## DATASET CONTENT
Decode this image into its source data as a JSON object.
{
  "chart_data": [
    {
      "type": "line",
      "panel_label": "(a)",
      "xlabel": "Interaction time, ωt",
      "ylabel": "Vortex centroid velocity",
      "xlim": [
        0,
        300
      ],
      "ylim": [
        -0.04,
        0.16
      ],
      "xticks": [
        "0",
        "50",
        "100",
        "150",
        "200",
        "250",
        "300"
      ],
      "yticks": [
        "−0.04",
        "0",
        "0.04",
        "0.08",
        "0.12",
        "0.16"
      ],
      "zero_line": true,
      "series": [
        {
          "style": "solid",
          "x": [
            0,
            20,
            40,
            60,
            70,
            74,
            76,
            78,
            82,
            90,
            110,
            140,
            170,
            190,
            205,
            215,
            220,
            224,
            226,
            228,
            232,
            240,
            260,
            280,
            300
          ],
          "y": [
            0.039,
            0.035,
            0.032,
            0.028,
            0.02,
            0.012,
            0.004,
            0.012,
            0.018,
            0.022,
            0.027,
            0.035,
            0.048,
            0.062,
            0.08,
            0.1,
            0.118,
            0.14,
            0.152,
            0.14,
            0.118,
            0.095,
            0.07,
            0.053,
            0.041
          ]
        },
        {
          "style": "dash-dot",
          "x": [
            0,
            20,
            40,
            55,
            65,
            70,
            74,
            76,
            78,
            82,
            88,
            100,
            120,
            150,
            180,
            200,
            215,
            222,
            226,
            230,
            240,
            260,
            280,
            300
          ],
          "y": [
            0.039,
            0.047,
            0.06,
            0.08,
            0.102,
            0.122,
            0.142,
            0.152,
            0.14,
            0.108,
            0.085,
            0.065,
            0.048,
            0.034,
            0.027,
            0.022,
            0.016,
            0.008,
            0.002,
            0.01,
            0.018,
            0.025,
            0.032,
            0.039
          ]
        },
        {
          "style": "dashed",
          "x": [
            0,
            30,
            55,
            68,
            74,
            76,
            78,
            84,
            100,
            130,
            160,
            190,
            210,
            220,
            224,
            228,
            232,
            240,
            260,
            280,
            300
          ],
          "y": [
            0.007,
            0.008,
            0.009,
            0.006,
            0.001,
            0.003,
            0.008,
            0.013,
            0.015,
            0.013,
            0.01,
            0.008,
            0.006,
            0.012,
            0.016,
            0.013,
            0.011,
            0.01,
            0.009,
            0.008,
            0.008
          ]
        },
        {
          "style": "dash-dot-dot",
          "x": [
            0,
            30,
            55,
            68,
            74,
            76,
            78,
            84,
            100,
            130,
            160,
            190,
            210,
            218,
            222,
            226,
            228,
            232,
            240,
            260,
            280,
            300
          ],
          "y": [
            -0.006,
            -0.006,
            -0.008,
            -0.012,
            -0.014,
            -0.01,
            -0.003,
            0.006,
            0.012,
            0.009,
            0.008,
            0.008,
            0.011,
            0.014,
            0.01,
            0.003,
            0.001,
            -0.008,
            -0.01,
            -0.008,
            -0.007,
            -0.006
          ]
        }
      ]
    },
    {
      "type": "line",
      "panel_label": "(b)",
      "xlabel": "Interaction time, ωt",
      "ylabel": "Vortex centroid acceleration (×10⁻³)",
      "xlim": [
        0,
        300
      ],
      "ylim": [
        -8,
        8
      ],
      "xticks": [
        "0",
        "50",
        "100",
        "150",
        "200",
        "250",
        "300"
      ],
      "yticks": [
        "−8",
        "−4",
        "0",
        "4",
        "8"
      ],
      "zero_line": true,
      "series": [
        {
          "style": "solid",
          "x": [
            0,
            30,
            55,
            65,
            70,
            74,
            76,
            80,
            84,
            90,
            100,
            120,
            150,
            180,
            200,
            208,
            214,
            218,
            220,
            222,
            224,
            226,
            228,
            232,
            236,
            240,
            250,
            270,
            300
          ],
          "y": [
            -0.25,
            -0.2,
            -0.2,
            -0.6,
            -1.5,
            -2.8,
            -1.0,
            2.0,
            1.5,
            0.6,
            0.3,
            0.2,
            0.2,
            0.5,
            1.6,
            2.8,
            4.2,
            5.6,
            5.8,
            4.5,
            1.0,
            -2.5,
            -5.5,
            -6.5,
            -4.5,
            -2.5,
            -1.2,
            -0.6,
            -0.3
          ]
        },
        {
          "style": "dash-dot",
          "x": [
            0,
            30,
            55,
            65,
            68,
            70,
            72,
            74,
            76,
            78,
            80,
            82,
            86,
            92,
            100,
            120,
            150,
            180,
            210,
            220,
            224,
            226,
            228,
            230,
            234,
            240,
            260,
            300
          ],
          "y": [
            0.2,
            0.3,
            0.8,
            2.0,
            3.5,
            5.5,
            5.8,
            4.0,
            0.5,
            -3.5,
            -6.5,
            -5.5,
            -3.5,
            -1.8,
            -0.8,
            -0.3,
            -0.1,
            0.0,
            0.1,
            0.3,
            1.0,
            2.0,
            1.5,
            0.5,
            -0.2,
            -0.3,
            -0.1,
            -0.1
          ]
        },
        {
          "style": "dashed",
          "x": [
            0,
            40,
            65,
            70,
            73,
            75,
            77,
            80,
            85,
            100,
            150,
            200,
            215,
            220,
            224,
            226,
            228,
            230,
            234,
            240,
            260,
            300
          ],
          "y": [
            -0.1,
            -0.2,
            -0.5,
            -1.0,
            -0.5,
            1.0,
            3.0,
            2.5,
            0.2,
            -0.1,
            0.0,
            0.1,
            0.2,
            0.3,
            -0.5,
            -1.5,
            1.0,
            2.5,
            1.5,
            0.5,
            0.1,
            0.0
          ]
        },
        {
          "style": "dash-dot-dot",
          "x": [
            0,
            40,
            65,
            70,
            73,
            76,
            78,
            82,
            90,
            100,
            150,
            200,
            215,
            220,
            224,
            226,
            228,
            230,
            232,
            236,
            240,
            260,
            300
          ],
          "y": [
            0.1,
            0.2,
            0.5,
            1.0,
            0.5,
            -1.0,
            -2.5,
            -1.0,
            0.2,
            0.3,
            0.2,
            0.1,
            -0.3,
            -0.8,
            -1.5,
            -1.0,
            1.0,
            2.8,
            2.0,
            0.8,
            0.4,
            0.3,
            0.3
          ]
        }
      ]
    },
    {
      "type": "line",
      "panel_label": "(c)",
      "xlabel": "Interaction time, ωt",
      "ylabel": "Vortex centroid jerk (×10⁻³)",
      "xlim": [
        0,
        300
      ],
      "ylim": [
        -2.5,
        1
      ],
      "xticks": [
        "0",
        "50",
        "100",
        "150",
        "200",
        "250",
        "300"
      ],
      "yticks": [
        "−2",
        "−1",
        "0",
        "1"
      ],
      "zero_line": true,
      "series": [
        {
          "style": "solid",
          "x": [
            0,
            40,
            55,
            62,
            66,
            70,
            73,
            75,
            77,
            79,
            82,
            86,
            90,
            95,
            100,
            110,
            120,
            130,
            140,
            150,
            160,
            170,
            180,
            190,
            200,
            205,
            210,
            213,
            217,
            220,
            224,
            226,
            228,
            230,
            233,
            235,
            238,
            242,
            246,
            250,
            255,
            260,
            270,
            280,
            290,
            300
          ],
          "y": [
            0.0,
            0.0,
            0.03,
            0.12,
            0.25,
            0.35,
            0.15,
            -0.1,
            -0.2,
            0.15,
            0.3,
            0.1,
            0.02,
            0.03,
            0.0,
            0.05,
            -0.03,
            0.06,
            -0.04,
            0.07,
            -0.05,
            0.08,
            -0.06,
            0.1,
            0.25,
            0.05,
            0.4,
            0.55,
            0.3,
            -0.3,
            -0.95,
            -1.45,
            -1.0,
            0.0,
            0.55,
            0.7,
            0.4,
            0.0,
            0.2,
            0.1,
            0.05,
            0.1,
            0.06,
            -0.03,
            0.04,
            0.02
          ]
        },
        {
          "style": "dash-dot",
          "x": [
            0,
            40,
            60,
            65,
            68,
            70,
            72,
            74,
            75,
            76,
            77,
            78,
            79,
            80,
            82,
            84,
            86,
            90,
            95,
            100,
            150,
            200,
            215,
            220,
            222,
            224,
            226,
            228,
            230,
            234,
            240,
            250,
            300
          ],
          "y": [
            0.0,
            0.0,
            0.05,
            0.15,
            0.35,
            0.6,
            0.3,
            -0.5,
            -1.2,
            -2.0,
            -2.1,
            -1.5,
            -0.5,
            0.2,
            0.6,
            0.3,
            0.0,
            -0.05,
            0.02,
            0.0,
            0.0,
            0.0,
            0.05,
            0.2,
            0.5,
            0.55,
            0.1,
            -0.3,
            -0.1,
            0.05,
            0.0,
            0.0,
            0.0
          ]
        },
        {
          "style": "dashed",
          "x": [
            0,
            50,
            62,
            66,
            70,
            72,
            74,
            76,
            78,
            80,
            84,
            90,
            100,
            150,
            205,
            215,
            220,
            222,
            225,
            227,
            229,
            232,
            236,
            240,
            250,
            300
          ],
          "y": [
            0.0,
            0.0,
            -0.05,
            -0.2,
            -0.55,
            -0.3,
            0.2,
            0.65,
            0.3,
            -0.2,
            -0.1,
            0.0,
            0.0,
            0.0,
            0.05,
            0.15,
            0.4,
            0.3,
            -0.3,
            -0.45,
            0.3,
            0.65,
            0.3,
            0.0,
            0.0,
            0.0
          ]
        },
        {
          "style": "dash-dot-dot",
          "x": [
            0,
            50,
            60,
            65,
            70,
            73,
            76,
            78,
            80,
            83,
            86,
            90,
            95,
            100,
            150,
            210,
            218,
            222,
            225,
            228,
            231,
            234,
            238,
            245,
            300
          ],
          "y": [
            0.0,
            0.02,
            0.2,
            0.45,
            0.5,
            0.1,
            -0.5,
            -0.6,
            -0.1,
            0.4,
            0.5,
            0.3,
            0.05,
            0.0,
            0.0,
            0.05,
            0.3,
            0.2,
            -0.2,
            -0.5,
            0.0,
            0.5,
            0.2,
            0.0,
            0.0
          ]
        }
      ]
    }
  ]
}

## PROMPT
Check each line of the records above for "centroid", and copy those that have it.

## SOLUTION FOR THIS PROBLEM
      "ylabel": "Vortex centroid velocity",
      "ylabel": "Vortex centroid acceleration (×10⁻³)",
      "ylabel": "Vortex centroid jerk (×10⁻³)",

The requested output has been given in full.